What follows is a set of entries. Repeat them exactly, but not their pictures.

________________

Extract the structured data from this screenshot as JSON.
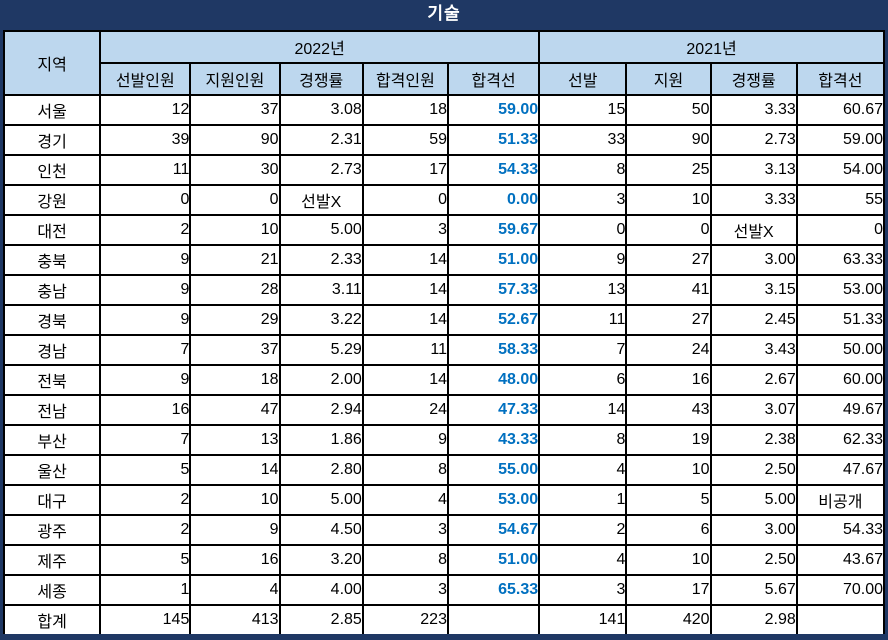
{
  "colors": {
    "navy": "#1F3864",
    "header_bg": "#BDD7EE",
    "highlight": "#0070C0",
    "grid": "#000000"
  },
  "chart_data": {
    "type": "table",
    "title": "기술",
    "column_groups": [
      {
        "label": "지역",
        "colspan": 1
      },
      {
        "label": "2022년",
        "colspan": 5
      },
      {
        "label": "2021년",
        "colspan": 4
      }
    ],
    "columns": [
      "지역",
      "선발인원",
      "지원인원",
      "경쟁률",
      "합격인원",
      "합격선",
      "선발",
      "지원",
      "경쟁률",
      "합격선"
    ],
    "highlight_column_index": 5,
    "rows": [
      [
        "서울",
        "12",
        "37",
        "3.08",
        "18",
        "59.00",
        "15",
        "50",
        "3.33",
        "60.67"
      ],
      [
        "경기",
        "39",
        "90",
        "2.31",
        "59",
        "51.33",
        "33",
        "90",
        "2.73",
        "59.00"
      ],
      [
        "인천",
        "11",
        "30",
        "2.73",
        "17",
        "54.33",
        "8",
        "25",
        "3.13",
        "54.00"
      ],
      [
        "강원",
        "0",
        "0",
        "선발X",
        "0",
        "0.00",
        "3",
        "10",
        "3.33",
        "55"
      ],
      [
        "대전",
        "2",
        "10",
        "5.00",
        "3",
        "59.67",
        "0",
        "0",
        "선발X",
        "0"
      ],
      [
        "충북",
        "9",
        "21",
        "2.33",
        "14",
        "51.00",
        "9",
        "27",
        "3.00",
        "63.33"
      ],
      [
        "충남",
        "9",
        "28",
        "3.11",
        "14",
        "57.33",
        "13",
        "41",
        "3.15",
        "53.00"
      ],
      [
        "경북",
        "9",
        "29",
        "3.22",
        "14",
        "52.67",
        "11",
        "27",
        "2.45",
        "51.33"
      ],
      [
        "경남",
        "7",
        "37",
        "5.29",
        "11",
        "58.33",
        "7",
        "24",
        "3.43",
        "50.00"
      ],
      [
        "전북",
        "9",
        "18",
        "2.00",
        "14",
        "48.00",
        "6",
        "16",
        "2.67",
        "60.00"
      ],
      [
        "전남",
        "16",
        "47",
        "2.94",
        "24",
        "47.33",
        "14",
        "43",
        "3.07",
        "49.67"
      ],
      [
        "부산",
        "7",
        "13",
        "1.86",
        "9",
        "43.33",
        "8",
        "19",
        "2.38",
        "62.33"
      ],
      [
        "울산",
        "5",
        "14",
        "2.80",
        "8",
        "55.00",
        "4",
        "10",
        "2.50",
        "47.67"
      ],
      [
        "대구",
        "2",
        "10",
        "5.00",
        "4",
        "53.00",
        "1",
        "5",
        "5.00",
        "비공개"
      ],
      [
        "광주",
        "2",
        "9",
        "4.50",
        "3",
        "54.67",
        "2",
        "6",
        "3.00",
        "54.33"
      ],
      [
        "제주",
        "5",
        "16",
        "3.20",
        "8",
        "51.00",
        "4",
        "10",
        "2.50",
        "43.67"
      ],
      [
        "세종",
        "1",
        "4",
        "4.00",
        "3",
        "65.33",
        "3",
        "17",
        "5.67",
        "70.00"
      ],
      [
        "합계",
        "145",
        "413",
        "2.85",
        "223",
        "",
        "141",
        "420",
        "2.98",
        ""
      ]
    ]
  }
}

________________

◆ **Output of the task**
Extract the structured data from this screenshot as JSON.
{
  "colors": {
    "navy": "#1F3864",
    "header_bg": "#BDD7EE",
    "highlight": "#0070C0",
    "grid": "#000000"
  },
  "chart_data": {
    "type": "table",
    "title": "기술",
    "column_groups": [
      {
        "label": "지역",
        "colspan": 1
      },
      {
        "label": "2022년",
        "colspan": 5
      },
      {
        "label": "2021년",
        "colspan": 4
      }
    ],
    "columns": [
      "지역",
      "선발인원",
      "지원인원",
      "경쟁률",
      "합격인원",
      "합격선",
      "선발",
      "지원",
      "경쟁률",
      "합격선"
    ],
    "highlight_column_index": 5,
    "rows": [
      [
        "서울",
        "12",
        "37",
        "3.08",
        "18",
        "59.00",
        "15",
        "50",
        "3.33",
        "60.67"
      ],
      [
        "경기",
        "39",
        "90",
        "2.31",
        "59",
        "51.33",
        "33",
        "90",
        "2.73",
        "59.00"
      ],
      [
        "인천",
        "11",
        "30",
        "2.73",
        "17",
        "54.33",
        "8",
        "25",
        "3.13",
        "54.00"
      ],
      [
        "강원",
        "0",
        "0",
        "선발X",
        "0",
        "0.00",
        "3",
        "10",
        "3.33",
        "55"
      ],
      [
        "대전",
        "2",
        "10",
        "5.00",
        "3",
        "59.67",
        "0",
        "0",
        "선발X",
        "0"
      ],
      [
        "충북",
        "9",
        "21",
        "2.33",
        "14",
        "51.00",
        "9",
        "27",
        "3.00",
        "63.33"
      ],
      [
        "충남",
        "9",
        "28",
        "3.11",
        "14",
        "57.33",
        "13",
        "41",
        "3.15",
        "53.00"
      ],
      [
        "경북",
        "9",
        "29",
        "3.22",
        "14",
        "52.67",
        "11",
        "27",
        "2.45",
        "51.33"
      ],
      [
        "경남",
        "7",
        "37",
        "5.29",
        "11",
        "58.33",
        "7",
        "24",
        "3.43",
        "50.00"
      ],
      [
        "전북",
        "9",
        "18",
        "2.00",
        "14",
        "48.00",
        "6",
        "16",
        "2.67",
        "60.00"
      ],
      [
        "전남",
        "16",
        "47",
        "2.94",
        "24",
        "47.33",
        "14",
        "43",
        "3.07",
        "49.67"
      ],
      [
        "부산",
        "7",
        "13",
        "1.86",
        "9",
        "43.33",
        "8",
        "19",
        "2.38",
        "62.33"
      ],
      [
        "울산",
        "5",
        "14",
        "2.80",
        "8",
        "55.00",
        "4",
        "10",
        "2.50",
        "47.67"
      ],
      [
        "대구",
        "2",
        "10",
        "5.00",
        "4",
        "53.00",
        "1",
        "5",
        "5.00",
        "비공개"
      ],
      [
        "광주",
        "2",
        "9",
        "4.50",
        "3",
        "54.67",
        "2",
        "6",
        "3.00",
        "54.33"
      ],
      [
        "제주",
        "5",
        "16",
        "3.20",
        "8",
        "51.00",
        "4",
        "10",
        "2.50",
        "43.67"
      ],
      [
        "세종",
        "1",
        "4",
        "4.00",
        "3",
        "65.33",
        "3",
        "17",
        "5.67",
        "70.00"
      ],
      [
        "합계",
        "145",
        "413",
        "2.85",
        "223",
        "",
        "141",
        "420",
        "2.98",
        ""
      ]
    ]
  }
}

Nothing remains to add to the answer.